Layout coordinate data
[start]
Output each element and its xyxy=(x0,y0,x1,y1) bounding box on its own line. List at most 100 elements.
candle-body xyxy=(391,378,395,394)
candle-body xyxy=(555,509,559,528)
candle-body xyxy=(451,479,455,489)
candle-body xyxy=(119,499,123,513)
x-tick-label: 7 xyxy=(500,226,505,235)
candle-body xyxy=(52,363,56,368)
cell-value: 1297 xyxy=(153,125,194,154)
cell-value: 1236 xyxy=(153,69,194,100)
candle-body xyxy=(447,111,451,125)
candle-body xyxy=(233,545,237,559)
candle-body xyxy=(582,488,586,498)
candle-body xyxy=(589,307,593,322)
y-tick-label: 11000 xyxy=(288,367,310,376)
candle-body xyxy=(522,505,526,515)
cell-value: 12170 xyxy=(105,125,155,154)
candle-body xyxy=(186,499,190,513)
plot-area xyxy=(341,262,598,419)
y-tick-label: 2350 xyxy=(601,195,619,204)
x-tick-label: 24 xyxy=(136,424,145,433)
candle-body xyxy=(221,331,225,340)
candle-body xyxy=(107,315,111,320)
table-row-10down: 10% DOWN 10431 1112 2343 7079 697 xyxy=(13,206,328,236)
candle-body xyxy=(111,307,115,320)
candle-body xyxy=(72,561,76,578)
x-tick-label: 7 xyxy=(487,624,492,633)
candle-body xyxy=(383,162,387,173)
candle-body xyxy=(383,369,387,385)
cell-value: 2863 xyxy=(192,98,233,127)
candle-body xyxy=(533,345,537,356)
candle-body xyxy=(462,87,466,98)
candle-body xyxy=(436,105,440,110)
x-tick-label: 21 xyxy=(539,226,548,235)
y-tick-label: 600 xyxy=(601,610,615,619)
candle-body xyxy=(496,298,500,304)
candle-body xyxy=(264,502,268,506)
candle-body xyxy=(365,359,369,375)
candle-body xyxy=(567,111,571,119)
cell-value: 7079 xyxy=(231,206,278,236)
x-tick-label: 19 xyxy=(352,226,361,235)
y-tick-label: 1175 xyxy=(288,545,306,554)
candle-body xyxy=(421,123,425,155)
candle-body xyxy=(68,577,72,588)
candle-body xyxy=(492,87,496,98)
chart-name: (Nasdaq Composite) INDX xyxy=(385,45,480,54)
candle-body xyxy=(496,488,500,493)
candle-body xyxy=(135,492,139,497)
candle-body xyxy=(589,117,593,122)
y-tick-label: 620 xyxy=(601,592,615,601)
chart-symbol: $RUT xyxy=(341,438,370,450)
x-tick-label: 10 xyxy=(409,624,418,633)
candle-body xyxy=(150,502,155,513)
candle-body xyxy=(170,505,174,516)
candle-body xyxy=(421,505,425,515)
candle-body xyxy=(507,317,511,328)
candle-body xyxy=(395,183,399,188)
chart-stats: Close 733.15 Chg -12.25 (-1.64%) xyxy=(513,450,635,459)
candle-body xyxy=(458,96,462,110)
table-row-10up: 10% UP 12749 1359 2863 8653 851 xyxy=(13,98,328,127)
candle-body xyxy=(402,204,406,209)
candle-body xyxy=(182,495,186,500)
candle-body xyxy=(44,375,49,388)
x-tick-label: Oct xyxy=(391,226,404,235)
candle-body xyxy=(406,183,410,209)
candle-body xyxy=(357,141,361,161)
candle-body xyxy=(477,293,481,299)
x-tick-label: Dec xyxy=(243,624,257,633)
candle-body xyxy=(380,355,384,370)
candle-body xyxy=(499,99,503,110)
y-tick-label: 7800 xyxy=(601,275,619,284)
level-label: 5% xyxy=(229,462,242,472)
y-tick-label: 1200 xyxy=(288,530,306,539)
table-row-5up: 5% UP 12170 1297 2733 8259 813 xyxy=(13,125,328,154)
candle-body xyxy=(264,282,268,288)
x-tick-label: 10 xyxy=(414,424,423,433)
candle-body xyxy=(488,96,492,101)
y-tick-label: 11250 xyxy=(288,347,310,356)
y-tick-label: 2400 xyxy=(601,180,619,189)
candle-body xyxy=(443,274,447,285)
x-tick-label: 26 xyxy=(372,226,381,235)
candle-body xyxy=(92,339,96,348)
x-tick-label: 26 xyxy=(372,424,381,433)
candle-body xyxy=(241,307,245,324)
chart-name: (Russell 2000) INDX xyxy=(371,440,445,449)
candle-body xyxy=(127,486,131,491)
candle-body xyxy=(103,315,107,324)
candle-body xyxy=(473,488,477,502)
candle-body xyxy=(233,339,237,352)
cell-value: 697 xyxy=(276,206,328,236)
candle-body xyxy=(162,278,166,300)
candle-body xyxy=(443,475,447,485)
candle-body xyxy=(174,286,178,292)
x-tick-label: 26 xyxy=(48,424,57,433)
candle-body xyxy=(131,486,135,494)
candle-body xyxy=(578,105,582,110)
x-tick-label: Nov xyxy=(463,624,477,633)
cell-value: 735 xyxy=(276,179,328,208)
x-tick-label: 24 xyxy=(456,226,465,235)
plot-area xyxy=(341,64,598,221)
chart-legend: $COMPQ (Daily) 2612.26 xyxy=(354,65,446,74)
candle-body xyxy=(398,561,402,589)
[end]
REQUIREMENTS:
Render each line of the data above as a Markdown table with two columns, Row and Entry. Put the row number in Row and the line in Entry, and skip any blank lines.

SOLUTION TO THE EXERCISE:
| Row | Entry |
|---|---|
| 1 | Output each element and its xyxy=(x0,y0,x1,y1) bounding box on its own line. List at most 100 elements. |
| 2 | candle-body xyxy=(391,378,395,394) |
| 3 | candle-body xyxy=(555,509,559,528) |
| 4 | candle-body xyxy=(451,479,455,489) |
| 5 | candle-body xyxy=(119,499,123,513) |
| 6 | x-tick-label: 7 xyxy=(500,226,505,235) |
| 7 | candle-body xyxy=(52,363,56,368) |
| 8 | cell-value: 1297 xyxy=(153,125,194,154) |
| 9 | cell-value: 1236 xyxy=(153,69,194,100) |
| 10 | candle-body xyxy=(447,111,451,125) |
| 11 | candle-body xyxy=(233,545,237,559) |
| 12 | candle-body xyxy=(582,488,586,498) |
| 13 | candle-body xyxy=(589,307,593,322) |
| 14 | y-tick-label: 11000 xyxy=(288,367,310,376) |
| 15 | candle-body xyxy=(522,505,526,515) |
| 16 | cell-value: 12170 xyxy=(105,125,155,154) |
| 17 | candle-body xyxy=(186,499,190,513) |
| 18 | plot-area xyxy=(341,262,598,419) |
| 19 | y-tick-label: 2350 xyxy=(601,195,619,204) |
| 20 | x-tick-label: 24 xyxy=(136,424,145,433) |
| 21 | candle-body xyxy=(221,331,225,340) |
| 22 | candle-body xyxy=(107,315,111,320) |
| 23 | table-row-10down: 10% DOWN 10431 1112 2343 7079 697 xyxy=(13,206,328,236) |
| 24 | candle-body xyxy=(111,307,115,320) |
| 25 | candle-body xyxy=(72,561,76,578) |
| 26 | x-tick-label: 7 xyxy=(487,624,492,633) |
| 27 | candle-body xyxy=(383,162,387,173) |
| 28 | candle-body xyxy=(383,369,387,385) |
| 29 | cell-value: 2863 xyxy=(192,98,233,127) |
| 30 | candle-body xyxy=(533,345,537,356) |
| 31 | candle-body xyxy=(462,87,466,98) |
| 32 | candle-body xyxy=(436,105,440,110) |
| 33 | x-tick-label: 21 xyxy=(539,226,548,235) |
| 34 | y-tick-label: 600 xyxy=(601,610,615,619) |
| 35 | candle-body xyxy=(496,298,500,304) |
| 36 | candle-body xyxy=(264,502,268,506) |
| 37 | candle-body xyxy=(365,359,369,375) |
| 38 | candle-body xyxy=(567,111,571,119) |
| 39 | cell-value: 7079 xyxy=(231,206,278,236) |
| 40 | x-tick-label: 19 xyxy=(352,226,361,235) |
| 41 | y-tick-label: 1175 xyxy=(288,545,306,554) |
| 42 | candle-body xyxy=(421,123,425,155) |
| 43 | candle-body xyxy=(68,577,72,588) |
| 44 | candle-body xyxy=(492,87,496,98) |
| 45 | chart-name: (Nasdaq Composite) INDX xyxy=(385,45,480,54) |
| 46 | candle-body xyxy=(496,488,500,493) |
| 47 | candle-body xyxy=(135,492,139,497) |
| 48 | candle-body xyxy=(589,117,593,122) |
| 49 | y-tick-label: 620 xyxy=(601,592,615,601) |
| 50 | chart-symbol: $RUT xyxy=(341,438,370,450) |
| 51 | x-tick-label: 10 xyxy=(409,624,418,633) |
| 52 | candle-body xyxy=(150,502,155,513) |
| 53 | candle-body xyxy=(170,505,174,516) |
| 54 | candle-body xyxy=(421,505,425,515) |
| 55 | candle-body xyxy=(507,317,511,328) |
| 56 | candle-body xyxy=(395,183,399,188) |
| 57 | chart-stats: Close 733.15 Chg -12.25 (-1.64%) xyxy=(513,450,635,459) |
| 58 | candle-body xyxy=(458,96,462,110) |
| 59 | table-row-10up: 10% UP 12749 1359 2863 8653 851 xyxy=(13,98,328,127) |
| 60 | candle-body xyxy=(402,204,406,209) |
| 61 | candle-body xyxy=(182,495,186,500) |
| 62 | candle-body xyxy=(44,375,49,388) |
| 63 | x-tick-label: Oct xyxy=(391,226,404,235) |
| 64 | candle-body xyxy=(406,183,410,209) |
| 65 | candle-body xyxy=(357,141,361,161) |
| 66 | candle-body xyxy=(477,293,481,299) |
| 67 | x-tick-label: Dec xyxy=(243,624,257,633) |
| 68 | candle-body xyxy=(380,355,384,370) |
| 69 | candle-body xyxy=(499,99,503,110) |
| 70 | y-tick-label: 7800 xyxy=(601,275,619,284) |
| 71 | level-label: 5% xyxy=(229,462,242,472) |
| 72 | y-tick-label: 1200 xyxy=(288,530,306,539) |
| 73 | table-row-5up: 5% UP 12170 1297 2733 8259 813 xyxy=(13,125,328,154) |
| 74 | candle-body xyxy=(264,282,268,288) |
| 75 | x-tick-label: 10 xyxy=(414,424,423,433) |
| 76 | candle-body xyxy=(488,96,492,101) |
| 77 | y-tick-label: 11250 xyxy=(288,347,310,356) |
| 78 | y-tick-label: 2400 xyxy=(601,180,619,189) |
| 79 | candle-body xyxy=(443,274,447,285) |
| 80 | x-tick-label: 26 xyxy=(372,226,381,235) |
| 81 | candle-body xyxy=(92,339,96,348) |
| 82 | x-tick-label: 26 xyxy=(372,424,381,433) |
| 83 | candle-body xyxy=(241,307,245,324) |
| 84 | chart-name: (Russell 2000) INDX xyxy=(371,440,445,449) |
| 85 | candle-body xyxy=(127,486,131,491) |
| 86 | candle-body xyxy=(103,315,107,324) |
| 87 | candle-body xyxy=(473,488,477,502) |
| 88 | candle-body xyxy=(233,339,237,352) |
| 89 | cell-value: 697 xyxy=(276,206,328,236) |
| 90 | candle-body xyxy=(162,278,166,300) |
| 91 | candle-body xyxy=(443,475,447,485) |
| 92 | candle-body xyxy=(174,286,178,292) |
| 93 | x-tick-label: 26 xyxy=(48,424,57,433) |
| 94 | candle-body xyxy=(131,486,135,494) |
| 95 | candle-body xyxy=(578,105,582,110) |
| 96 | x-tick-label: Nov xyxy=(463,624,477,633) |
| 97 | cell-value: 735 xyxy=(276,179,328,208) |
| 98 | x-tick-label: 24 xyxy=(456,226,465,235) |
| 99 | plot-area xyxy=(341,64,598,221) |
| 100 | chart-legend: $COMPQ (Daily) 2612.26 xyxy=(354,65,446,74) |
| 101 | candle-body xyxy=(398,561,402,589) |